▸ Short problem:
Format the data as a Markdown table with the columns "Row" and "Line", one numbered row per line. Begin at the first line of the data and stop after the line containing "oat-label: Oat xyxy=(69,145,126,183)", omitting blank lines and pictures.

======== Data rows

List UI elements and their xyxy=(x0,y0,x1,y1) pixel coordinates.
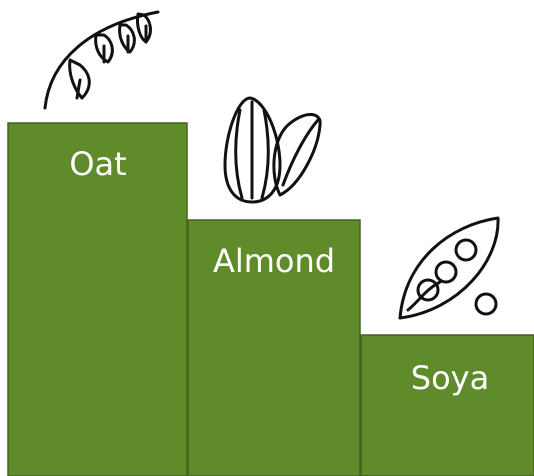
almond-block xyxy=(187,219,361,476)
oat-block xyxy=(7,122,188,476)
almond-label: Almond xyxy=(213,242,335,280)
soya-block xyxy=(360,334,534,476)
oat-label: Oat xyxy=(69,145,126,183)
soya-label: Soya xyxy=(411,359,489,397)
almond-icon xyxy=(223,96,322,204)
oat-icon xyxy=(43,10,160,110)
pea-icon xyxy=(398,216,500,320)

================

▸ Correct answer:
| Row | Line |
|---|---|
| 1 | List UI elements and their xyxy=(x0,y0,x1,y1) pixel coordinates. |
| 2 | almond-block xyxy=(187,219,361,476) |
| 3 | oat-block xyxy=(7,122,188,476) |
| 4 | almond-label: Almond xyxy=(213,242,335,280) |
| 5 | soya-block xyxy=(360,334,534,476) |
| 6 | oat-label: Oat xyxy=(69,145,126,183) |